» Aim of the exercise: Copy out the material below, everything from the line containing "Patent image size: (982, 515)." down to the line containing "The photodiode 36 is at (253, 317).", with both of those lines included and each line reproduced without change.

» The input:
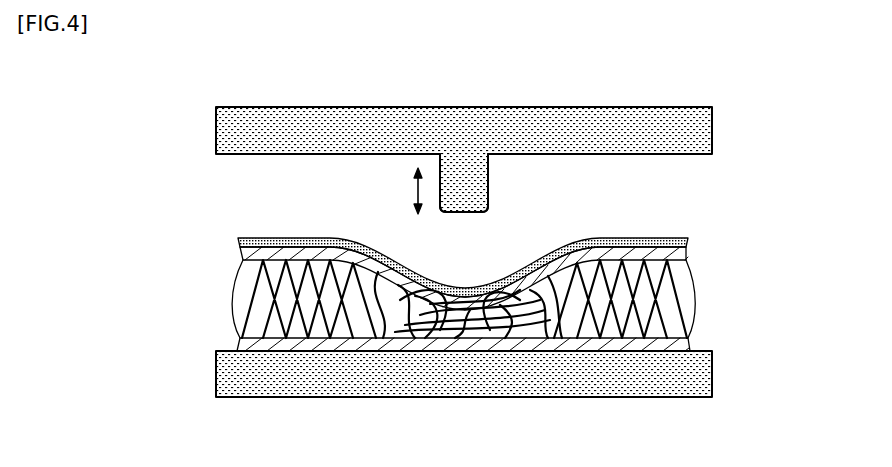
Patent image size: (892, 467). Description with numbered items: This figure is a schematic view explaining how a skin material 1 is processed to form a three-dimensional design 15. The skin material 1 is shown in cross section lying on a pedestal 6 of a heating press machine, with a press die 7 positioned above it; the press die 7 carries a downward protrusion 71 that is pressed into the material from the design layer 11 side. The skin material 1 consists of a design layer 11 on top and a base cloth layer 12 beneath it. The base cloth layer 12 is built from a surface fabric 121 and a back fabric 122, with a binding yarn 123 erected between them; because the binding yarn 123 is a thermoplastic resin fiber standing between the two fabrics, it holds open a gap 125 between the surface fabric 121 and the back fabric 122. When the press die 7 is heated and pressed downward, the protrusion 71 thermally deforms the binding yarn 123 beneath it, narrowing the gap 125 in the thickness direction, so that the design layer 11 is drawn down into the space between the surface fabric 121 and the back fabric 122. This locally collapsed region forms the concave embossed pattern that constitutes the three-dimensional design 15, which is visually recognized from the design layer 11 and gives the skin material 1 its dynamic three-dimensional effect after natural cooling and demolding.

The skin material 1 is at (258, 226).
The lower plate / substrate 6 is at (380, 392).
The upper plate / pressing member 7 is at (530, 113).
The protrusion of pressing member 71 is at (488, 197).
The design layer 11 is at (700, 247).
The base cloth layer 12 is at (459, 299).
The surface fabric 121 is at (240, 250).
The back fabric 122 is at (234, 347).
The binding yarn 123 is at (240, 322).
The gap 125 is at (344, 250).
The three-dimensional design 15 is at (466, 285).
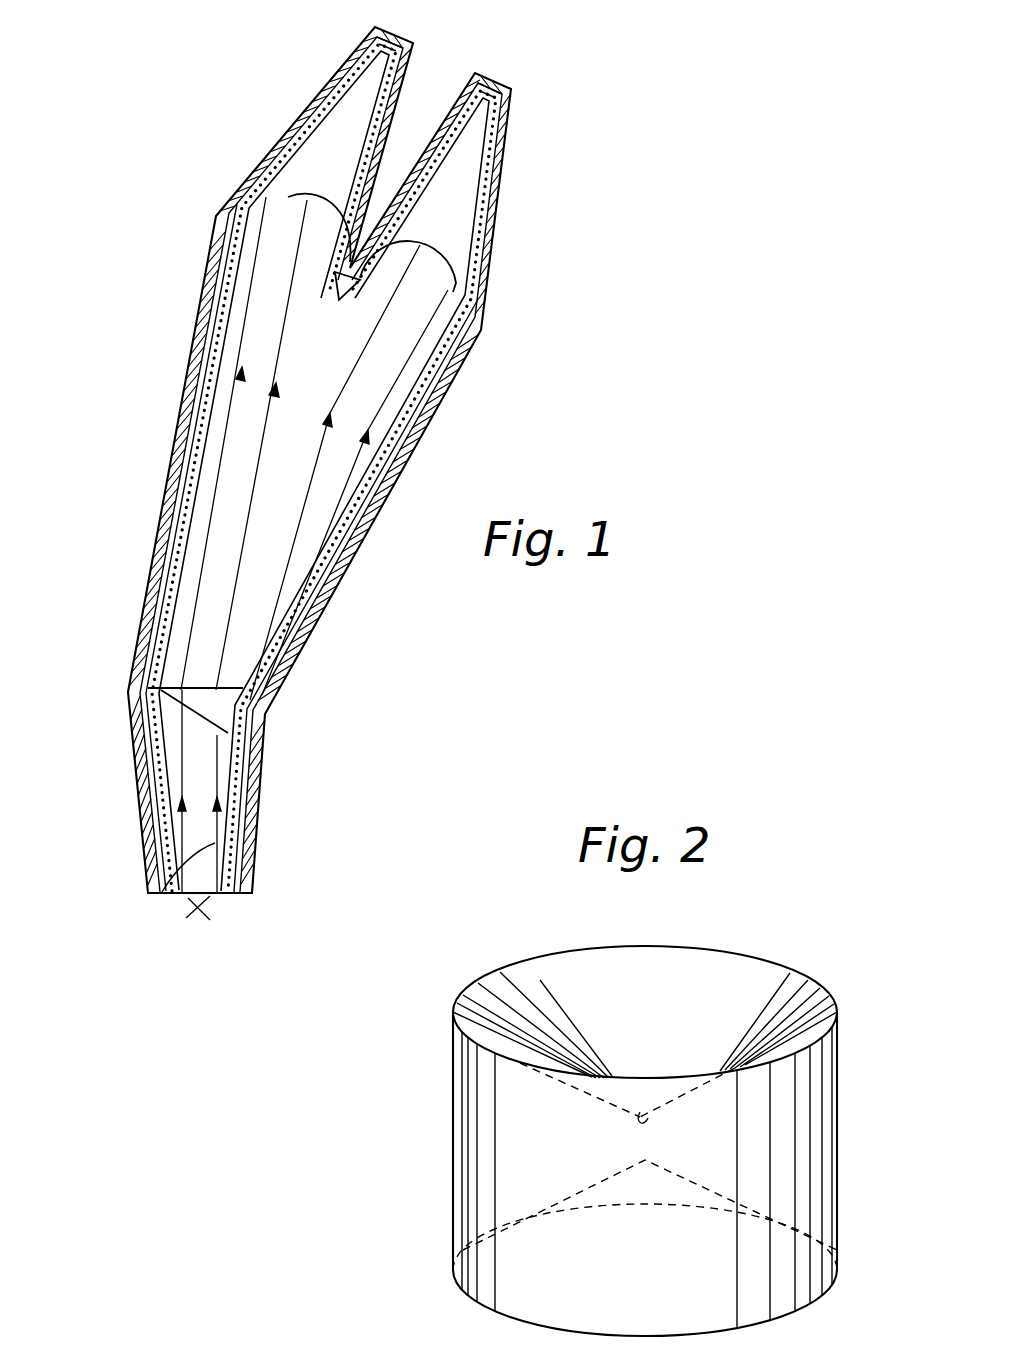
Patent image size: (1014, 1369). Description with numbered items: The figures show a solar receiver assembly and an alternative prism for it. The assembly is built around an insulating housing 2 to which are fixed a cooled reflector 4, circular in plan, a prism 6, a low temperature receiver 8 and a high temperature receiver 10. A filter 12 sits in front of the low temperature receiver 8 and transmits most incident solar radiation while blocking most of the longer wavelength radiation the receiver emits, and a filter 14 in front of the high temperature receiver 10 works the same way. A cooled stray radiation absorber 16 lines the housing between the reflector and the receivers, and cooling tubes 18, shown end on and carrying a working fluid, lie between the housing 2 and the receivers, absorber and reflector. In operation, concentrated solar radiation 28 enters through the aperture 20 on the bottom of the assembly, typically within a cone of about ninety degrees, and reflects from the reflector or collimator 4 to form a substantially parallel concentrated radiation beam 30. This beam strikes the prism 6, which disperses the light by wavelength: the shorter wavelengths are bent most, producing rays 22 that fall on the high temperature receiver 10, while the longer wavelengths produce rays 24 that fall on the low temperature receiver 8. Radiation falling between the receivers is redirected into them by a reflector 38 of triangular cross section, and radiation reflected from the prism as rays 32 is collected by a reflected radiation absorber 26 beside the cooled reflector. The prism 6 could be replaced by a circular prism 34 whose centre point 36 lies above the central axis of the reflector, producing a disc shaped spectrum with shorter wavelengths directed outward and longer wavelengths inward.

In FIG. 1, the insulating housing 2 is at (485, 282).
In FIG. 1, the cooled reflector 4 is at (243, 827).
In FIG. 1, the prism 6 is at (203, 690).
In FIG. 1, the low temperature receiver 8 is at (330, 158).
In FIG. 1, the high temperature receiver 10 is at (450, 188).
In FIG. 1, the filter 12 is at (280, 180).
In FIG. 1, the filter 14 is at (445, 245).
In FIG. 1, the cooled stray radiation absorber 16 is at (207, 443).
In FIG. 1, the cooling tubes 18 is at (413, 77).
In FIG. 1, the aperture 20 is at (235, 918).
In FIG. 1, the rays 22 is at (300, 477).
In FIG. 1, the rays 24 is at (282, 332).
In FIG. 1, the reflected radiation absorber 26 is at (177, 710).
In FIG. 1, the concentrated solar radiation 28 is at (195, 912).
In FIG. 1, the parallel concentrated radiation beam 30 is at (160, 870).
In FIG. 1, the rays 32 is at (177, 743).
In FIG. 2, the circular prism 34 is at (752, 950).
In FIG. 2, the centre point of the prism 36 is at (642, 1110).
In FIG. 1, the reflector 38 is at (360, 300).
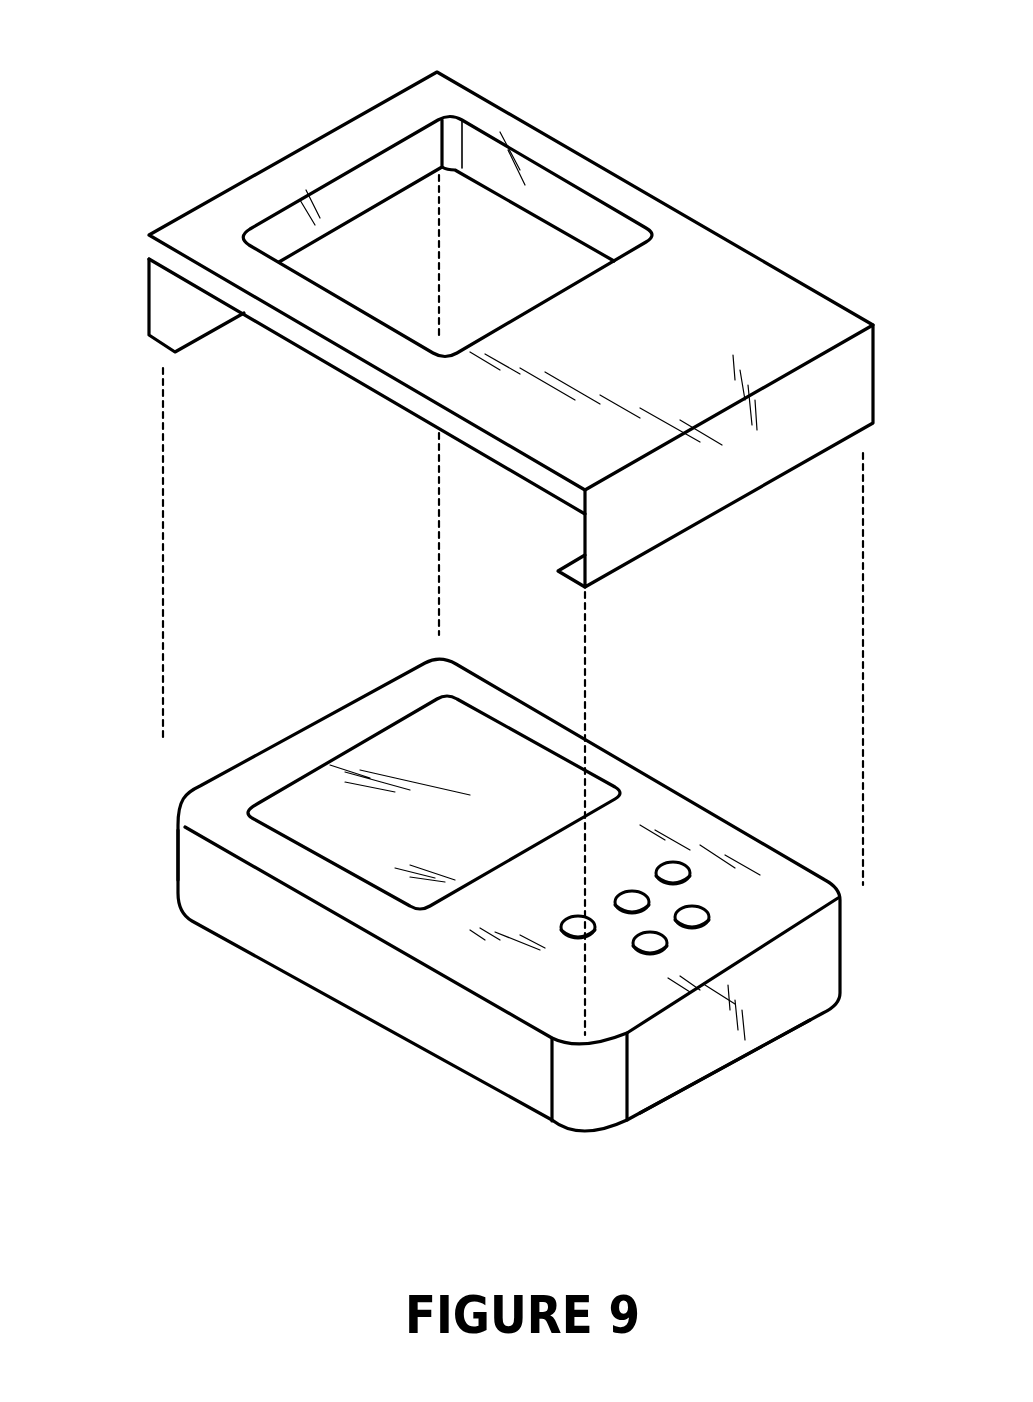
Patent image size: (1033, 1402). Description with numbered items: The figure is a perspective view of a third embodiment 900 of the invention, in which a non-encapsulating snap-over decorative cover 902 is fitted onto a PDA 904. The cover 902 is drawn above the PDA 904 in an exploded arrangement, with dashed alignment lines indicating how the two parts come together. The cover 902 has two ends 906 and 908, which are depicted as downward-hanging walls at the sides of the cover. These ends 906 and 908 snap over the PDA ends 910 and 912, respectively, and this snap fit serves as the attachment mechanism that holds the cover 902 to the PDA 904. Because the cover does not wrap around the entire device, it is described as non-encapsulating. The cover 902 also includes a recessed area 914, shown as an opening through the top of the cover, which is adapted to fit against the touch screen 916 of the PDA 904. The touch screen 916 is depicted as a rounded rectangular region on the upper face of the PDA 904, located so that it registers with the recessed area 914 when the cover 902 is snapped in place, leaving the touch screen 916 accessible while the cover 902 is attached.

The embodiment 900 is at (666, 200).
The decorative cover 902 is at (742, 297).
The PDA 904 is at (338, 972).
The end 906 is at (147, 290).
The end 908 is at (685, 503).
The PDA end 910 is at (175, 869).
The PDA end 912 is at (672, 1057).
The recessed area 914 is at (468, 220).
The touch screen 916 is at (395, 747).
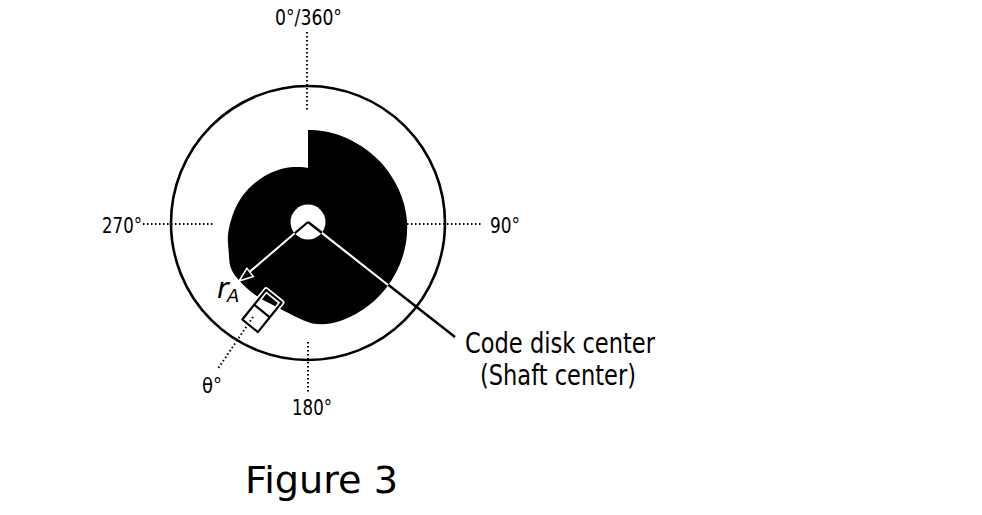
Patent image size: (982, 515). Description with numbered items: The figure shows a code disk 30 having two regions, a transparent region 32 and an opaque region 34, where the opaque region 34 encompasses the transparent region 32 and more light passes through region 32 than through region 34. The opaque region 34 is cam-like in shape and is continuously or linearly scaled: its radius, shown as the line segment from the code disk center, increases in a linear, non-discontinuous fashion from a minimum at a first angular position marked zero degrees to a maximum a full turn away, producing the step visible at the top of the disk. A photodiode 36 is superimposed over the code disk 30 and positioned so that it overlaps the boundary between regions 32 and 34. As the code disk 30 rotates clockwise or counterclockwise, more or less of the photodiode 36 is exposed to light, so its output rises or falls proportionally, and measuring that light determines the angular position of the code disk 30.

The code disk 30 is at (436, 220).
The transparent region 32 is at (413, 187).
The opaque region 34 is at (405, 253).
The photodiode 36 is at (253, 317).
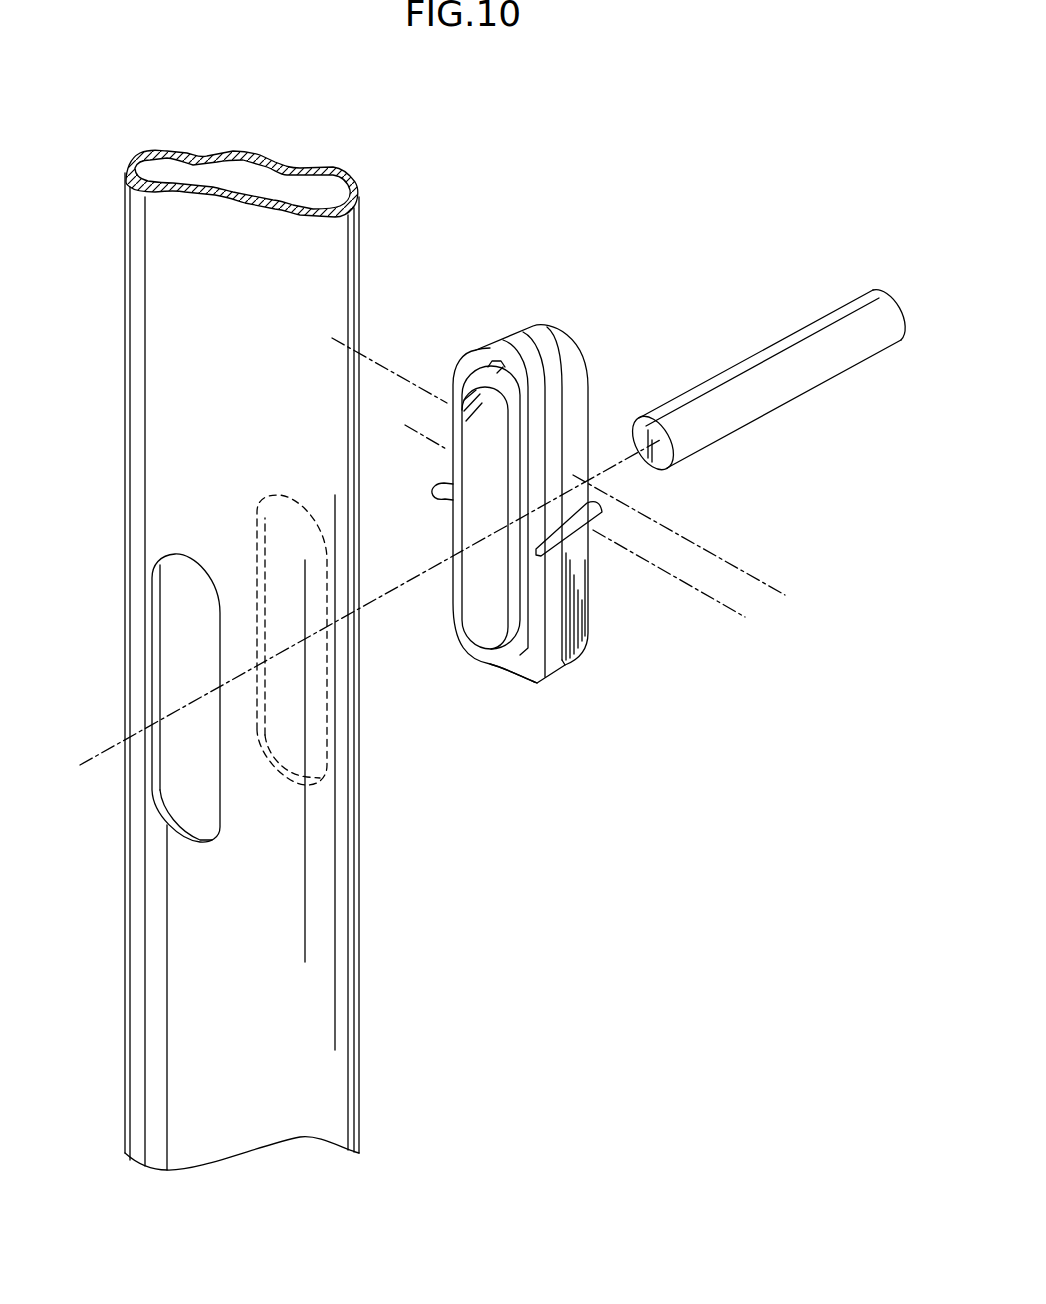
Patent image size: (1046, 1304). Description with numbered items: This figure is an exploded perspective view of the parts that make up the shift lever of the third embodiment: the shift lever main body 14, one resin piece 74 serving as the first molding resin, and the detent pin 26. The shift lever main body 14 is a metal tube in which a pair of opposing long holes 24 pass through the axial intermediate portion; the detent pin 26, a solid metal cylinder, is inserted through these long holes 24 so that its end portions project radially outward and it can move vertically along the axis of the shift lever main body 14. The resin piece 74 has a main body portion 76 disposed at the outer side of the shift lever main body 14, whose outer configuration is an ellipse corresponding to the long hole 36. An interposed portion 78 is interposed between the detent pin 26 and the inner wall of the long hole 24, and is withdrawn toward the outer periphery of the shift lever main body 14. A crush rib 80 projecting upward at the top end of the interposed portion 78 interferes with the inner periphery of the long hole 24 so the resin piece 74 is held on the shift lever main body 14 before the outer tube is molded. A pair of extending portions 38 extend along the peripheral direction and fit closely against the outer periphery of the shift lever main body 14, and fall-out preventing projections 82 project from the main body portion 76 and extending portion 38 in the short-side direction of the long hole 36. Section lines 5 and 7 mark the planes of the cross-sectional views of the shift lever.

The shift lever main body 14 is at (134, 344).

» Final result:
Patent image size: (982, 515). Description with numbered items: The figure shows a code disk 30 having two regions, a transparent region 32 and an opaque region 34, where the opaque region 34 encompasses the transparent region 32 and more light passes through region 32 than through region 34. The opaque region 34 is cam-like in shape and is continuously or linearly scaled: its radius, shown as the line segment from the code disk center, increases in a linear, non-discontinuous fashion from a minimum at a first angular position marked zero degrees to a maximum a full turn away, producing the step visible at the top of the disk. A photodiode 36 is superimposed over the code disk 30 and positioned so that it overlaps the boundary between regions 32 and 34. As the code disk 30 rotates clockwise or counterclockwise, more or less of the photodiode 36 is exposed to light, so its output rises or falls proportionally, and measuring that light determines the angular position of the code disk 30.

The code disk 30 is at (436, 220).
The transparent region 32 is at (413, 187).
The opaque region 34 is at (405, 253).
The photodiode 36 is at (253, 317).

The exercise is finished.